** START Data in this exercise **

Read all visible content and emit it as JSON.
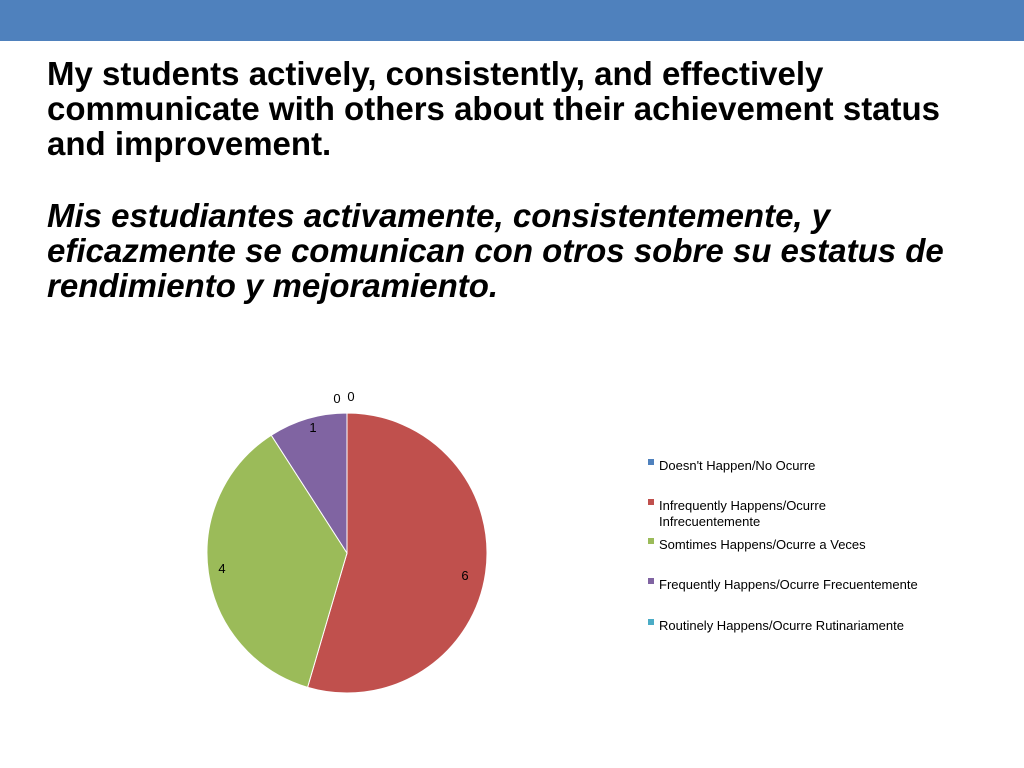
{
  "slide": {
    "title_en": "My students actively, consistently, and effectively communicate with others about their achievement status and improvement.",
    "title_es": "Mis estudiantes activamente, consistentemente, y eficazmente se comunican con otros sobre su estatus de rendimiento y mejoramiento.",
    "accent_color": "#4f81bd"
  },
  "chart_data": {
    "type": "pie",
    "categories": [
      "Doesn't Happen/No Ocurre",
      "Infrequently Happens/Ocurre Infrecuentemente",
      "Somtimes Happens/Ocurre a Veces",
      "Frequently Happens/Ocurre Frecuentemente",
      "Routinely Happens/Ocurre Rutinariamente"
    ],
    "values": [
      0,
      6,
      4,
      1,
      0
    ],
    "colors": [
      "#4f81bd",
      "#c0504d",
      "#9bbb59",
      "#8064a2",
      "#4bacc6"
    ],
    "data_labels": [
      "0",
      "6",
      "4",
      "1",
      "0"
    ],
    "legend_placement": "right",
    "start": "top",
    "direction": "clockwise"
  }
}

** END Data in this exercise **

• [Exercise aim] Within the material above, find the lines that contain the word "Happens"; copy them.

• [In response]
      "Infrequently Happens/Ocurre Infrecuentemente",
      "Somtimes Happens/Ocurre a Veces",
      "Frequently Happens/Ocurre Frecuentemente",
      "Routinely Happens/Ocurre Rutinariamente"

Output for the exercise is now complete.